# Do this
Below are some entries. Copy each line that holds the string "BARS".

(Data entries)
---
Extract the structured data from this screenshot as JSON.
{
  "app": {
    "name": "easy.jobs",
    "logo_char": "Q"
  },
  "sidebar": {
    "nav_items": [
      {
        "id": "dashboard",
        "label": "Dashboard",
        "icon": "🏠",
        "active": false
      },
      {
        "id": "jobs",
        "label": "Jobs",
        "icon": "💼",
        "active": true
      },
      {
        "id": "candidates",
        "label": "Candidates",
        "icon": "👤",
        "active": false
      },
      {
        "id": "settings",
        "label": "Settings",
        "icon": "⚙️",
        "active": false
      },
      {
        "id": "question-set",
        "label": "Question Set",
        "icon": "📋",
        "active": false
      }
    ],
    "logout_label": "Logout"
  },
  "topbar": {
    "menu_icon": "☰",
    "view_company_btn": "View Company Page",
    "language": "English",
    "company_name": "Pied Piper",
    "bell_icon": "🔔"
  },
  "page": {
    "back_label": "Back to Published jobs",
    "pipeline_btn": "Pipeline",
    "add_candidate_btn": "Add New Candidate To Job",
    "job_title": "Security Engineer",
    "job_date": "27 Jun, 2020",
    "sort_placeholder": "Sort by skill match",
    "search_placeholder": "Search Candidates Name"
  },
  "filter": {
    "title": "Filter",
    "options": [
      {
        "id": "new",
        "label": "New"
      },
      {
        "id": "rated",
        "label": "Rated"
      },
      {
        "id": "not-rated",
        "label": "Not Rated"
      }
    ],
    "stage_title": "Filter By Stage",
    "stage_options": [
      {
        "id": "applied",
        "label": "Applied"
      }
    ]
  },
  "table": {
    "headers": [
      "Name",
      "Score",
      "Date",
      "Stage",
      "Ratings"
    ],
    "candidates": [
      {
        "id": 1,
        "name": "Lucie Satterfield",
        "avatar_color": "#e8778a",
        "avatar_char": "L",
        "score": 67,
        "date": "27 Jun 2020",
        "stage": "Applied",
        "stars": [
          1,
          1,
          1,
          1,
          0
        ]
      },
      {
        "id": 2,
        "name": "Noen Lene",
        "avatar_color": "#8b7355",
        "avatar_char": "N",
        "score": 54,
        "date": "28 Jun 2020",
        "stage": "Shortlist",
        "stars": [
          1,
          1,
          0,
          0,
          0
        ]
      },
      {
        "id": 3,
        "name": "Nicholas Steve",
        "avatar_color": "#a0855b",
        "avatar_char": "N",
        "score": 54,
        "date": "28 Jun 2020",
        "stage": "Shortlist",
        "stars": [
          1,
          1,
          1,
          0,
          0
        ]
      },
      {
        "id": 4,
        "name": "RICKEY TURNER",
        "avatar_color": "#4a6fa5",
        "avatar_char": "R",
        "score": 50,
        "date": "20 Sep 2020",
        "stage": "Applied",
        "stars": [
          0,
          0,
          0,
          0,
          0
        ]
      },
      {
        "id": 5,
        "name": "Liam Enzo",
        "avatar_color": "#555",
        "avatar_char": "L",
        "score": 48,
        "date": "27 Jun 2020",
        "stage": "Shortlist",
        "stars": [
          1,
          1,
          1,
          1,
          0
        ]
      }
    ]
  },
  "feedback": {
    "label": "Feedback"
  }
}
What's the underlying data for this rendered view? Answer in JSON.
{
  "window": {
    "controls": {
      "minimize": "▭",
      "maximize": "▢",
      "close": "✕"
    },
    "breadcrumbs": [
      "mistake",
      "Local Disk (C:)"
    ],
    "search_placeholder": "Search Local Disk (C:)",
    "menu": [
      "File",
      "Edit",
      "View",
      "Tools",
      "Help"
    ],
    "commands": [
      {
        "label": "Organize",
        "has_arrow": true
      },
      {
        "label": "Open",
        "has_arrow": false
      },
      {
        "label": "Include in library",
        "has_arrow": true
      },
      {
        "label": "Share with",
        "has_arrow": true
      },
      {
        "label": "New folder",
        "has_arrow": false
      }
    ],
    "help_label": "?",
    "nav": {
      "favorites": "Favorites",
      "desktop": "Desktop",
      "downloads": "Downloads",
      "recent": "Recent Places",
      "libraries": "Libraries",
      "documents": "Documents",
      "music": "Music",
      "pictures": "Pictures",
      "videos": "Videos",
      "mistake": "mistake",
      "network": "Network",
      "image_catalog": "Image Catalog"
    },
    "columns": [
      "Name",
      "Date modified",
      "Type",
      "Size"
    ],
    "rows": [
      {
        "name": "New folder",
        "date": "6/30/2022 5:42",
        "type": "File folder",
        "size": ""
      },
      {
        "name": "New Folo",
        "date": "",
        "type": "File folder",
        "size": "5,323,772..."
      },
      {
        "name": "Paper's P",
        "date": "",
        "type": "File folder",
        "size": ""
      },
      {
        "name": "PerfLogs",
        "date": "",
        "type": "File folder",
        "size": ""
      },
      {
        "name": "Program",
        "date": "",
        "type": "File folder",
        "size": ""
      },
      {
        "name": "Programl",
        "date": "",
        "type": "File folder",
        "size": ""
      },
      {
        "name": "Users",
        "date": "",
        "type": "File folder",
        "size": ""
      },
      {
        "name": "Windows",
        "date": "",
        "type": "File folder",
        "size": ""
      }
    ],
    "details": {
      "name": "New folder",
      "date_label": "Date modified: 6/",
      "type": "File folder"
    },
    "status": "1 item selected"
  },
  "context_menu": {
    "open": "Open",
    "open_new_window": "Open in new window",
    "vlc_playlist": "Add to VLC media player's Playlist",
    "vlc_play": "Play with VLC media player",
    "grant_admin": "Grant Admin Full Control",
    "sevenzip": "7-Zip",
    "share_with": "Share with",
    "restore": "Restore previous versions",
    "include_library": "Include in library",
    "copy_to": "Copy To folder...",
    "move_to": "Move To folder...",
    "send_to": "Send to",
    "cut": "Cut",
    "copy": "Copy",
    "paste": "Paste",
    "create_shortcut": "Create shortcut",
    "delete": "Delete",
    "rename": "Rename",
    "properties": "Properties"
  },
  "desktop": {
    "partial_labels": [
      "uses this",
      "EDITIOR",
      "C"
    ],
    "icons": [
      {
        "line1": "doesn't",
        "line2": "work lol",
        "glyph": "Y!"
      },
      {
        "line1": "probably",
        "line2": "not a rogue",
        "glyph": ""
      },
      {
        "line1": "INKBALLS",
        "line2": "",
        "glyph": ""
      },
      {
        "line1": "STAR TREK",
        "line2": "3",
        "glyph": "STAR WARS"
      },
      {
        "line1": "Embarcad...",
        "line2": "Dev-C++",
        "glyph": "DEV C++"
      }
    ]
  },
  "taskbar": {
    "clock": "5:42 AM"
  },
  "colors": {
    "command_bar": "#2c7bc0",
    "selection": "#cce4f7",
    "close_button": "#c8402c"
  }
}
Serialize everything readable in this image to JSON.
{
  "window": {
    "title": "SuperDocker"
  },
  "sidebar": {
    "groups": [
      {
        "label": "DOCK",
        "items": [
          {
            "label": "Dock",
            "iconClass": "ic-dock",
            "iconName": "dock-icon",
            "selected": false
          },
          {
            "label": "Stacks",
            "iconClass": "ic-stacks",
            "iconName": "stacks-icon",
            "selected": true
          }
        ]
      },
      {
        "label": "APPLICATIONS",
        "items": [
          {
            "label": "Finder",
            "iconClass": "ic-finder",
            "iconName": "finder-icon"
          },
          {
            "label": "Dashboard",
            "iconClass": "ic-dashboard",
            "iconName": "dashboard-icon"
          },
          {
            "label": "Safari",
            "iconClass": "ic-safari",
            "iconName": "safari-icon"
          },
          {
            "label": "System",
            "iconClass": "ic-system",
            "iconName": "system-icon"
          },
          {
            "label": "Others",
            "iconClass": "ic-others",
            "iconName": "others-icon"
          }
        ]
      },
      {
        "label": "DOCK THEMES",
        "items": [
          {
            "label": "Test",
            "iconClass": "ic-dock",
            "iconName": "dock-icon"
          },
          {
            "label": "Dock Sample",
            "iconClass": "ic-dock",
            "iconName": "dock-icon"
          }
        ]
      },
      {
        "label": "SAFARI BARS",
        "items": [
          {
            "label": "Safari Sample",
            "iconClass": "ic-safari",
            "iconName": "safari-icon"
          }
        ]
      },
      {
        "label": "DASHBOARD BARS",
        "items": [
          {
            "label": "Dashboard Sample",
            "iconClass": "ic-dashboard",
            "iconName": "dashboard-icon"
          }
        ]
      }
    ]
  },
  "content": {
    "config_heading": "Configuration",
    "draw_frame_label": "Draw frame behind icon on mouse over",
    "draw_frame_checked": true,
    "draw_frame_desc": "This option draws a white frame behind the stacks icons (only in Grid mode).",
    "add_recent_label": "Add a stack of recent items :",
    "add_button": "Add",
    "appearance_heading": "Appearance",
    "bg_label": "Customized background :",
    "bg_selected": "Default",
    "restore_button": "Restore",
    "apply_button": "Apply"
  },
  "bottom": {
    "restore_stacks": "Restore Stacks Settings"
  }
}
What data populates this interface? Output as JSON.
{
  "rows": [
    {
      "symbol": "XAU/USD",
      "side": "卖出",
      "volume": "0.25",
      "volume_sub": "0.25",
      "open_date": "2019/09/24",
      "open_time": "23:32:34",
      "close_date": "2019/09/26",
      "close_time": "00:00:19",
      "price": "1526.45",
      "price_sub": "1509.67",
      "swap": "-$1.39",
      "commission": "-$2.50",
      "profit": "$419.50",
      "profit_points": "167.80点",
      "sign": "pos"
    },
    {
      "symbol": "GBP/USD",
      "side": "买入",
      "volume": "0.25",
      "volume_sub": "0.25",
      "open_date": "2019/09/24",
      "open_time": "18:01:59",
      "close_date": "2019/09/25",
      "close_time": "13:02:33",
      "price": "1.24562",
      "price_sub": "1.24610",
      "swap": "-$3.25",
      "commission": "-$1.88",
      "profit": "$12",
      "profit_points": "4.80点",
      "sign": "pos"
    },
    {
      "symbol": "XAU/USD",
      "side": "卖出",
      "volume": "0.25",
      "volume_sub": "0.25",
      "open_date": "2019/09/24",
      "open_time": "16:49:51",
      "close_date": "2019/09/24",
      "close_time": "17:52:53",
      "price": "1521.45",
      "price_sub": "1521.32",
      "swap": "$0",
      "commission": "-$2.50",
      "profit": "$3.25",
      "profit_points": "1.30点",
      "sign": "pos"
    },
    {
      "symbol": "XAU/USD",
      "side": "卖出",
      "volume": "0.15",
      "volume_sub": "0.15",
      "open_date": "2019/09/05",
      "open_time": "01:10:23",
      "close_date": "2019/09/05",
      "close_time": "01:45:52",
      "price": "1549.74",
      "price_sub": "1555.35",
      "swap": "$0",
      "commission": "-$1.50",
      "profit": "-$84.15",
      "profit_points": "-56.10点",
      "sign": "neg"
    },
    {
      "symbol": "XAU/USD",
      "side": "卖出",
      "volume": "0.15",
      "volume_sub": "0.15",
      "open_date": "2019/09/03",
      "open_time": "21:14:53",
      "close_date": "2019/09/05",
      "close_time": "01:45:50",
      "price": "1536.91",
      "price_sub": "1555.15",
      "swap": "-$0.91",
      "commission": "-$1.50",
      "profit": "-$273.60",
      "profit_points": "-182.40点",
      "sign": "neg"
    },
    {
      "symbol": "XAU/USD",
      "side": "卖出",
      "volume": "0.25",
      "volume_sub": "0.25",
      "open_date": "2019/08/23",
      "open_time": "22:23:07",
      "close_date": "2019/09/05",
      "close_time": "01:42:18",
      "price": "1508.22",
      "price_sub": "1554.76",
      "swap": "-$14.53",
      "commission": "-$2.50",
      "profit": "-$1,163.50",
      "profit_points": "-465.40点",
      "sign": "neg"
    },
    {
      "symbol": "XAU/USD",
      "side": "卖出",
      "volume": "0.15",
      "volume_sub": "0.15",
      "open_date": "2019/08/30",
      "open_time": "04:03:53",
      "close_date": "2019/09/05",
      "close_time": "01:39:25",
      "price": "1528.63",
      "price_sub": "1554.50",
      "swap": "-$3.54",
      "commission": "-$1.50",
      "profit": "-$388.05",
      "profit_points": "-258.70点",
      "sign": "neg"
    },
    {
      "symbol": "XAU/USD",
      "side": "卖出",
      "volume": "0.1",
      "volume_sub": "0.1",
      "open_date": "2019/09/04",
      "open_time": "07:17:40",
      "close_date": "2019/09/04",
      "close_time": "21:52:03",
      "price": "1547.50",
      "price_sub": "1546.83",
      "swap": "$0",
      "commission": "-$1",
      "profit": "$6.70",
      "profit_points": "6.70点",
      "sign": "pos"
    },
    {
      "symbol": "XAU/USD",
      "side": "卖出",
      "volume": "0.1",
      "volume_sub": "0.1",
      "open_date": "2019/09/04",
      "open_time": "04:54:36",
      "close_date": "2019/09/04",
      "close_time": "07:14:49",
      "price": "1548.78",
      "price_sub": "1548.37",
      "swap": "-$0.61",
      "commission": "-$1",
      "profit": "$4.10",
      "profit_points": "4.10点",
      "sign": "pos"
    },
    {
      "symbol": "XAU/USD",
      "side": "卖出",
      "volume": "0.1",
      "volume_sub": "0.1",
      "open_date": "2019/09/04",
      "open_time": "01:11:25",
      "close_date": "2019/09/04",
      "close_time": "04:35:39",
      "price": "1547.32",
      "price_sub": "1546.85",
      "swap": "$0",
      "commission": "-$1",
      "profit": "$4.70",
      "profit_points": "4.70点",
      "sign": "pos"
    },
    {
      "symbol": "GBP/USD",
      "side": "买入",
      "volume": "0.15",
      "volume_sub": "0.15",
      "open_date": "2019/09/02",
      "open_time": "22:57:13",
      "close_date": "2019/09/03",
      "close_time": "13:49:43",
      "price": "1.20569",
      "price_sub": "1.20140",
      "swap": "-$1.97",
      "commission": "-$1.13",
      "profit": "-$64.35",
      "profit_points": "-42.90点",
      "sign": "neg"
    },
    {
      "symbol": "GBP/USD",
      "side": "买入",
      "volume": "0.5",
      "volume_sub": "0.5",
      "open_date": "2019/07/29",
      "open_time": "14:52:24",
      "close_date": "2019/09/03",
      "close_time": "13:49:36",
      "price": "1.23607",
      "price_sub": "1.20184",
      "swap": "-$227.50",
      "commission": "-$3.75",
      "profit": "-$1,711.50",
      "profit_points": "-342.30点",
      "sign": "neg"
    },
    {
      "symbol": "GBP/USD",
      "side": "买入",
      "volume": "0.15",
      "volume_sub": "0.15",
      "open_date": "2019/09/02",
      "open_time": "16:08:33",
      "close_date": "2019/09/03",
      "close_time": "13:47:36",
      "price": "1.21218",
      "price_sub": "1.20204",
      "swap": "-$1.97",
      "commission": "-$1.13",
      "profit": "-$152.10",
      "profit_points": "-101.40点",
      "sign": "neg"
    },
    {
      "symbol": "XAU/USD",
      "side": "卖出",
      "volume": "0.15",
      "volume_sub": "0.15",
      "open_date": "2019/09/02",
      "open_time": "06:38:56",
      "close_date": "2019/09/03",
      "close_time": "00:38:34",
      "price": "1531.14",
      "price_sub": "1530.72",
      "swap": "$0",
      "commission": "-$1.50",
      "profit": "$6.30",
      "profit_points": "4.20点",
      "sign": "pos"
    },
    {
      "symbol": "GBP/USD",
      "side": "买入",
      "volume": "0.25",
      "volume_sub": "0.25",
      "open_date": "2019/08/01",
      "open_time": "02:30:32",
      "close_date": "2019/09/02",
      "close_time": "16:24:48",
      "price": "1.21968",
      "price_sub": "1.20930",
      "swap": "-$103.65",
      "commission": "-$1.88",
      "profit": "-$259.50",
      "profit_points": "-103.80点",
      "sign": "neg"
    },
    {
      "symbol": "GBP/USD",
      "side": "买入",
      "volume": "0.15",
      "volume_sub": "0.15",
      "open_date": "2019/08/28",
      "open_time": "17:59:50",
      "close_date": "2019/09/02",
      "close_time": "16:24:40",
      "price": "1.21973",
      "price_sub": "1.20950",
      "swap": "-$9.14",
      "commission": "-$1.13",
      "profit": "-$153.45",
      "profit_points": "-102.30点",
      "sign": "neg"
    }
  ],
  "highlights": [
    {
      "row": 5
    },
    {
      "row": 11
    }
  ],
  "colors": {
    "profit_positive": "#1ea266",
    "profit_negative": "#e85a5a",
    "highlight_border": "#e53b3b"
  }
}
---
# Solution for this task
        "label": "SAFARI BARS",
        "label": "DASHBOARD BARS",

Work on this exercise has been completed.